Stored data:
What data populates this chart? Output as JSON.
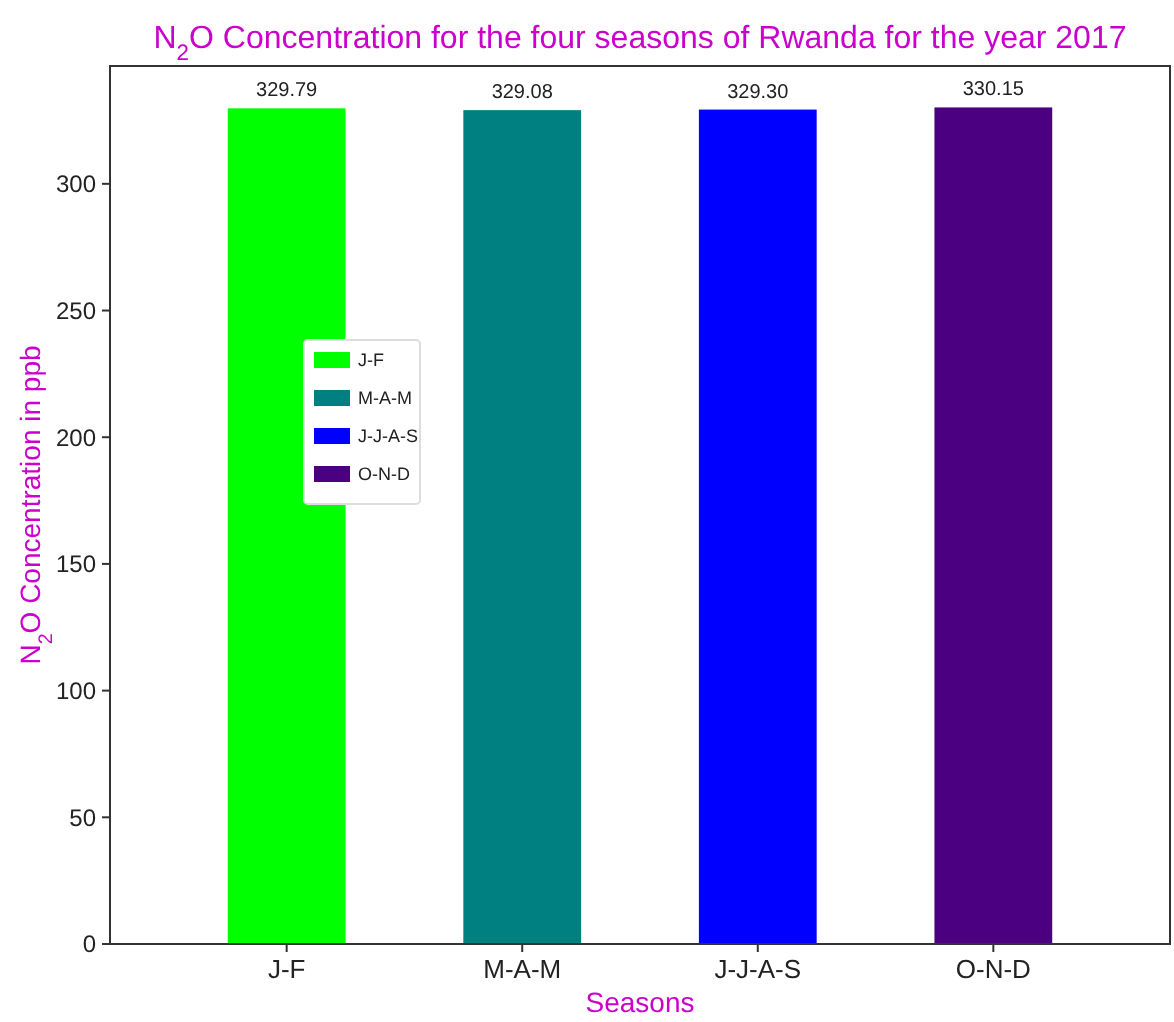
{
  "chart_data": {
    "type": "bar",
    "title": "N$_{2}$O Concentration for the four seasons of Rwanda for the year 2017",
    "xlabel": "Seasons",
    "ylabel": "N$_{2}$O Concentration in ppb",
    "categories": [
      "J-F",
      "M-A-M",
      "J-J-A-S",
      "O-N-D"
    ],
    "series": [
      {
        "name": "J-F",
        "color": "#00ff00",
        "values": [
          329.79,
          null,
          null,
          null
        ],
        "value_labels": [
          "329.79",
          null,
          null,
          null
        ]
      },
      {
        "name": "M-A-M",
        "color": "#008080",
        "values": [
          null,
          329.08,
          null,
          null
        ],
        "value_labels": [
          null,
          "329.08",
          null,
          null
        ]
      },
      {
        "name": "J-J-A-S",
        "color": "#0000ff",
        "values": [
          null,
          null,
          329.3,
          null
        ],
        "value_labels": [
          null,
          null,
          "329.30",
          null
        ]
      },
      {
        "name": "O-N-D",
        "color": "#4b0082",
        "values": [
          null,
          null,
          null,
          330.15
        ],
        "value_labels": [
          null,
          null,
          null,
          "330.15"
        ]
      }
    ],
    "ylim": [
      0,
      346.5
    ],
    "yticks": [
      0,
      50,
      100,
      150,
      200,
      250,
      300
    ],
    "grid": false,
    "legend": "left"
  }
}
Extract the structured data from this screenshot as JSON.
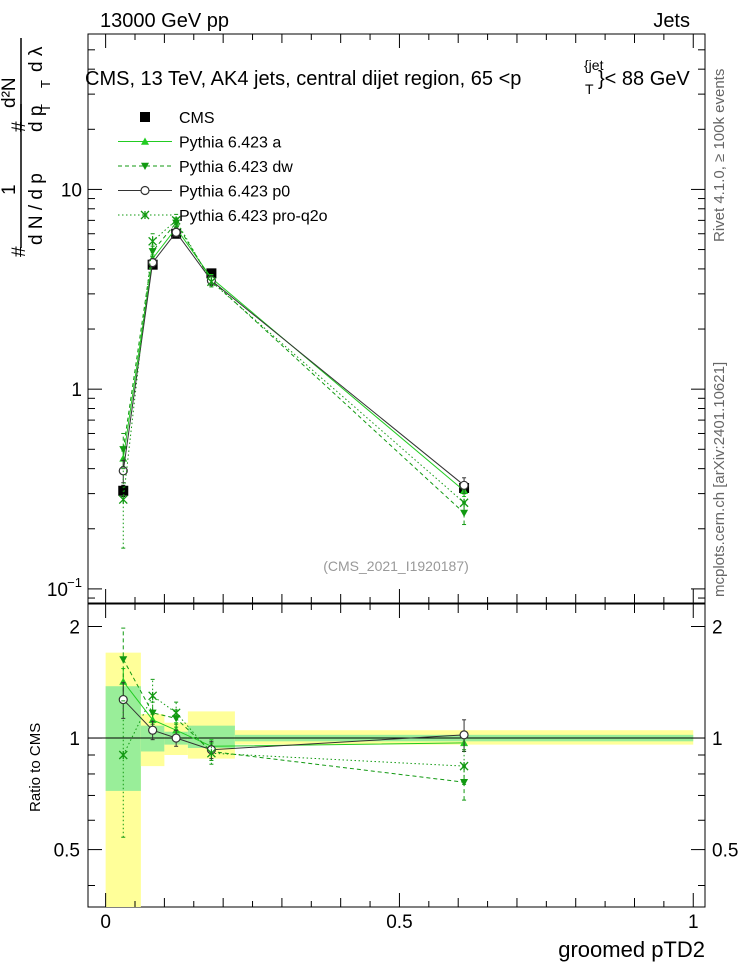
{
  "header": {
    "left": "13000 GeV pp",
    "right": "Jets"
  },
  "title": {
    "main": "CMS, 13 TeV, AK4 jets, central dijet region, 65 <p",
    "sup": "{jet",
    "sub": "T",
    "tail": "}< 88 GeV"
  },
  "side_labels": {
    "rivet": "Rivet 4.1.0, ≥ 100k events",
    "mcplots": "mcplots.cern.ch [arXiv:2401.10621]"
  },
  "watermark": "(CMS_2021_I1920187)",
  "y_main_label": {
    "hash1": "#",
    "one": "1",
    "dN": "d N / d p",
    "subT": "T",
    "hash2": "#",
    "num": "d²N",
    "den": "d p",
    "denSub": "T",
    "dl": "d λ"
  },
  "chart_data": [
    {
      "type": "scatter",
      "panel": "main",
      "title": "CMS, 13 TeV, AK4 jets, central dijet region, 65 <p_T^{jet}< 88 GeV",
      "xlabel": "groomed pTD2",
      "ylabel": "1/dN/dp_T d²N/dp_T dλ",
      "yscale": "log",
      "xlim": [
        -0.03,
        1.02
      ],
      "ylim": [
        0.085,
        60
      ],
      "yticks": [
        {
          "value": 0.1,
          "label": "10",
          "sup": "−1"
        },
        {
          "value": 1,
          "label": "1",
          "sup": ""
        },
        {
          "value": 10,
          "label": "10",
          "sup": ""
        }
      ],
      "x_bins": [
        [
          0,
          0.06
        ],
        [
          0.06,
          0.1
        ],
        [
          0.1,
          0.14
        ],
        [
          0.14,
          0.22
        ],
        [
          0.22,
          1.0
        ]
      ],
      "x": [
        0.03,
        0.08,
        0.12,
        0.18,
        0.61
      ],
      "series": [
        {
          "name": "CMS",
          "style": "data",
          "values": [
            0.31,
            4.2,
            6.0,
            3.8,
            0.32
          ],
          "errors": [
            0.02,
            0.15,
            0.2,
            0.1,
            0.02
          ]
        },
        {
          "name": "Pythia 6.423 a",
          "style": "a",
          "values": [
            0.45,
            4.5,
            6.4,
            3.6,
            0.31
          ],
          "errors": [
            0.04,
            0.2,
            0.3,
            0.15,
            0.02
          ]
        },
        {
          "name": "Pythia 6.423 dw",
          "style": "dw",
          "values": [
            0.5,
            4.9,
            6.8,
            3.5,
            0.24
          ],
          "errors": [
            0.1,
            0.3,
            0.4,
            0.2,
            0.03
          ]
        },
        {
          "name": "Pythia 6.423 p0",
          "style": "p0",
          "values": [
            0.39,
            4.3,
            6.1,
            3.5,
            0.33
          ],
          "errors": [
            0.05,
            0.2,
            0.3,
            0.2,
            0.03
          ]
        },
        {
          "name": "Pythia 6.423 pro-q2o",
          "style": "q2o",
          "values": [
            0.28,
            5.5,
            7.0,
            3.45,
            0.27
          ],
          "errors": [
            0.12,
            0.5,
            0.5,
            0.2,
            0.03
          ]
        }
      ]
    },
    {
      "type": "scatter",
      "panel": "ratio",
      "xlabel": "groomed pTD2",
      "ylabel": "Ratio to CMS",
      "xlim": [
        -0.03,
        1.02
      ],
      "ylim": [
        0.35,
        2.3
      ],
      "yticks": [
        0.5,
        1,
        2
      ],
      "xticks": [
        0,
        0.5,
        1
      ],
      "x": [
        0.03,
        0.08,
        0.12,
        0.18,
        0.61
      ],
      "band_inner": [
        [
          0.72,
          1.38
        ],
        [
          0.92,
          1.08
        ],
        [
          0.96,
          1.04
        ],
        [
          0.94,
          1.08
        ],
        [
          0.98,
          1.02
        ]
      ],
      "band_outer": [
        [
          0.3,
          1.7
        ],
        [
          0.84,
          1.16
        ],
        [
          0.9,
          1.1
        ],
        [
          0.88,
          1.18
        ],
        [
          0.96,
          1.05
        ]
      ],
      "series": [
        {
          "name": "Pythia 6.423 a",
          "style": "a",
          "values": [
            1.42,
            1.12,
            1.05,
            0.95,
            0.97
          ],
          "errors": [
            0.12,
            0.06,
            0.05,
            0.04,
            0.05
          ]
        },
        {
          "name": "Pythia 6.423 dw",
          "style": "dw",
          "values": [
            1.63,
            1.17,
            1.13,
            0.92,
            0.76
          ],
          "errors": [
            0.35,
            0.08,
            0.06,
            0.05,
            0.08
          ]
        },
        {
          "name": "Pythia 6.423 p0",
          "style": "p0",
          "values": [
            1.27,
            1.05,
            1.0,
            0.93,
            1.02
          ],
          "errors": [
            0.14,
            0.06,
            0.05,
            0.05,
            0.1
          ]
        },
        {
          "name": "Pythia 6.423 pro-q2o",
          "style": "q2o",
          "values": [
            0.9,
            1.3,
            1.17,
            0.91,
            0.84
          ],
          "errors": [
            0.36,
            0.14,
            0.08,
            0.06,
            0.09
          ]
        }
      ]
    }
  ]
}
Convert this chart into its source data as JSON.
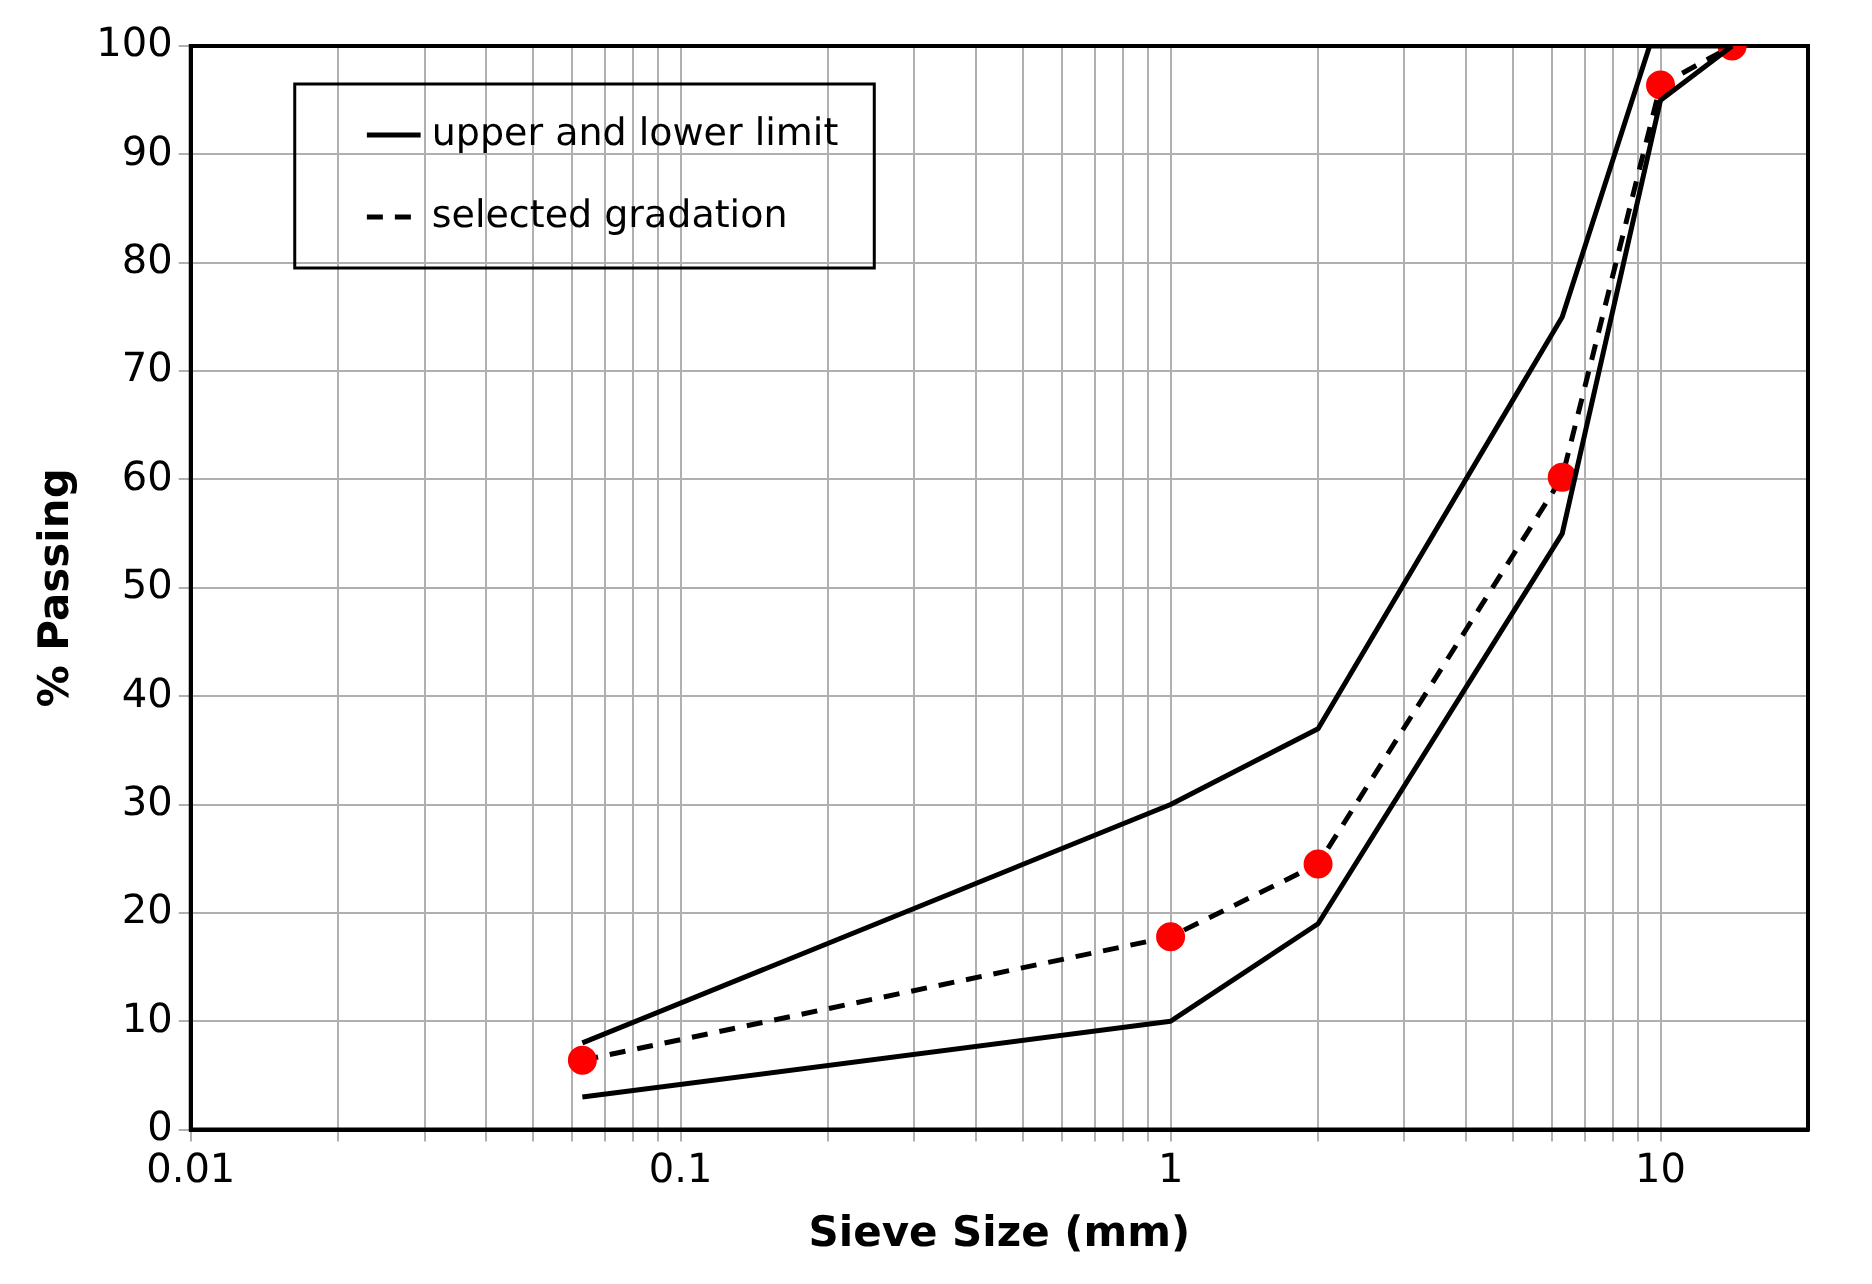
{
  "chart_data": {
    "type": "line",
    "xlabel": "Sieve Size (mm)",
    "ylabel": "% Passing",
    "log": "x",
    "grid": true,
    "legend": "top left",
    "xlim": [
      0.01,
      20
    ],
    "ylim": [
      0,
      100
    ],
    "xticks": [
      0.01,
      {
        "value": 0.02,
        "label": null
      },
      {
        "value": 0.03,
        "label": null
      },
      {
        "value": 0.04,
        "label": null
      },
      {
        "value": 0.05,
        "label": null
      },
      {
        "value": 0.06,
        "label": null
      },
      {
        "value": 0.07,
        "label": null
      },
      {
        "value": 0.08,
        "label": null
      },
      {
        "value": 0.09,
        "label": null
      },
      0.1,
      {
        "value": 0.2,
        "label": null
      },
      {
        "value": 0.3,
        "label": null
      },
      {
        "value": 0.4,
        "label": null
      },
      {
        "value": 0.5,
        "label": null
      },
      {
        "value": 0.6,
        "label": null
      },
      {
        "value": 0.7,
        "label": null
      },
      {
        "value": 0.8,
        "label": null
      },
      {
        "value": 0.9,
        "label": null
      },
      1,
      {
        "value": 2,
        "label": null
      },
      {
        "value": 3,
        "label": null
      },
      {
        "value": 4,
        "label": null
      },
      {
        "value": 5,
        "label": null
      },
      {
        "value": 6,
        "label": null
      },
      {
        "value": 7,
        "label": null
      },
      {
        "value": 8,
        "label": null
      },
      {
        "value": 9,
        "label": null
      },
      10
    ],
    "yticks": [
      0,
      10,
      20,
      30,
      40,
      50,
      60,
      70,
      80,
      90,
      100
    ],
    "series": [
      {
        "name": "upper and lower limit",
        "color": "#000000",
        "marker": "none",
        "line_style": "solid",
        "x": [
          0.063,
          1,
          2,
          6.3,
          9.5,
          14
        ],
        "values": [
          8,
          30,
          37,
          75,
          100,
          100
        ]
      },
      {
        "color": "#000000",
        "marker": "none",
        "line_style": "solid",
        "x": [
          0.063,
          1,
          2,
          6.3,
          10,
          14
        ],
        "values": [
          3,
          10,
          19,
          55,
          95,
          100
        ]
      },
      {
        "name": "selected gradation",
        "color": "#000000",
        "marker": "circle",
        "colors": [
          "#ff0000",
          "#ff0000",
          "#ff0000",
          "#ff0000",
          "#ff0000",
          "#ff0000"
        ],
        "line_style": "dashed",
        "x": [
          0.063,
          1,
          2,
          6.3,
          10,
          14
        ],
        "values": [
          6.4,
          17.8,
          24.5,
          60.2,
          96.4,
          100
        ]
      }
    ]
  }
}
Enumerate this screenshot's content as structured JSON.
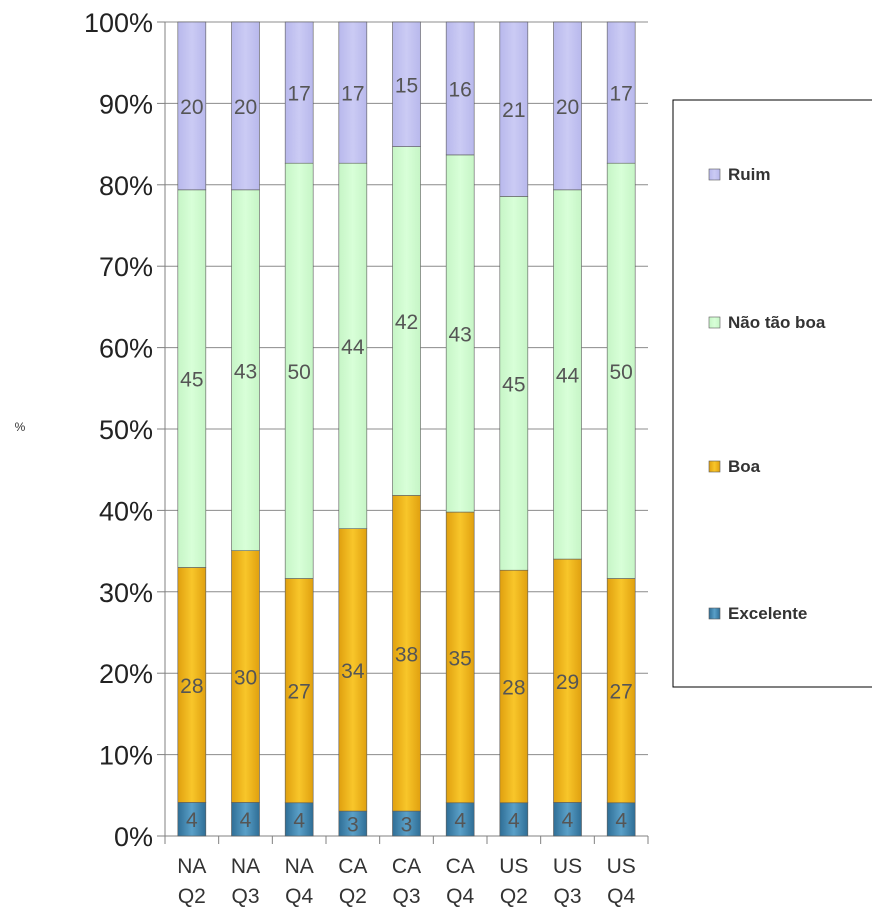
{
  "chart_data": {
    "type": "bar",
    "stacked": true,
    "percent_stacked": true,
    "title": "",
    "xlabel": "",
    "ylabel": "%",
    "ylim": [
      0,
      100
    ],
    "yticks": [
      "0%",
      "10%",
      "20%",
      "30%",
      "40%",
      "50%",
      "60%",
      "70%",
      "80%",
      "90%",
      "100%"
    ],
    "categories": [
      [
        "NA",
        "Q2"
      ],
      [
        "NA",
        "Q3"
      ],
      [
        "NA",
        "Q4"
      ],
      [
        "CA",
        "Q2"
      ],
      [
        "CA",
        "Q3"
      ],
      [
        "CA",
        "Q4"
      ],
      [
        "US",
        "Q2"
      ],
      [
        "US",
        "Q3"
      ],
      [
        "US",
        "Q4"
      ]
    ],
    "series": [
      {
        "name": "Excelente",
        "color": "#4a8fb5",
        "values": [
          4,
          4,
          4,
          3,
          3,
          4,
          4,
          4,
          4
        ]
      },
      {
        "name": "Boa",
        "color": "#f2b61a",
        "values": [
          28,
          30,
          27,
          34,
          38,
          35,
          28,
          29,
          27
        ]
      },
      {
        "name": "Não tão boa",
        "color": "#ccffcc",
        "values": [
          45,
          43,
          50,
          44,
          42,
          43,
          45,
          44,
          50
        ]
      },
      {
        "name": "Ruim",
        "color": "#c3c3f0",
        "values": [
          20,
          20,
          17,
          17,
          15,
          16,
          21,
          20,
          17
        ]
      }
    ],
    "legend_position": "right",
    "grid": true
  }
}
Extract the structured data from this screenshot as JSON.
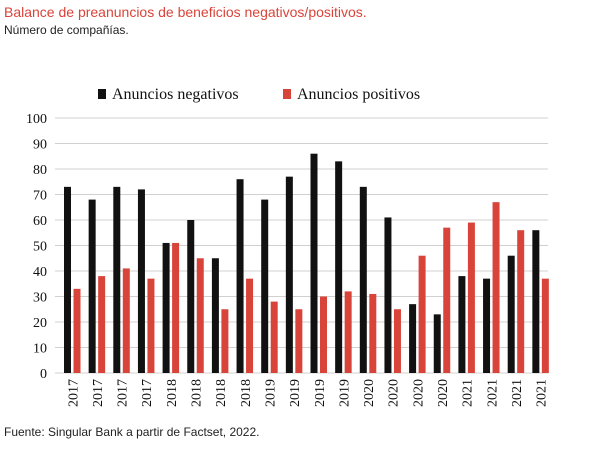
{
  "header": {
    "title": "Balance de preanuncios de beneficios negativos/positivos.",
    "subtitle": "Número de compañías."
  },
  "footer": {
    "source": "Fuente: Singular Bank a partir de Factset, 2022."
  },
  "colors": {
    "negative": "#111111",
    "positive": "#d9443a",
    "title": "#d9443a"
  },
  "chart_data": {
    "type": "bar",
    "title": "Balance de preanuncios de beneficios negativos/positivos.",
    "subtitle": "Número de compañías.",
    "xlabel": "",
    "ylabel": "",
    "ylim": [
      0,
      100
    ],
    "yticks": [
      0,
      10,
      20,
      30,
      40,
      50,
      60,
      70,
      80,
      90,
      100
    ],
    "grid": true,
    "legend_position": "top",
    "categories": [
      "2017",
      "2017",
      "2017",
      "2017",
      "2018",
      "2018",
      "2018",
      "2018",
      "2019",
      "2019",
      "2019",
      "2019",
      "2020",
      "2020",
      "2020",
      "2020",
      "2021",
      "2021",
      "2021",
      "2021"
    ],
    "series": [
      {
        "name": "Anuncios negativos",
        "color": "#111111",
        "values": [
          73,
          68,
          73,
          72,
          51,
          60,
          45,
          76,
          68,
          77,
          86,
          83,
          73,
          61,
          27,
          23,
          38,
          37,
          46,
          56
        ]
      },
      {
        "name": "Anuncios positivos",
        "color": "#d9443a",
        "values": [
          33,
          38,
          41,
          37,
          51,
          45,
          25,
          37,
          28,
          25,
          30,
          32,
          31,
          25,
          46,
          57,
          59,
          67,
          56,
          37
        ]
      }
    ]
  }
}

What you are asked to do: For each line of the listing that holds the word "Concentration", show that line.

Worked answer:
    "title": "N$_{2}$O Concentration for the four seasons of Rwanda for the year 2017",
    "ylabel": "N$_{2}$O Concentration in ppb",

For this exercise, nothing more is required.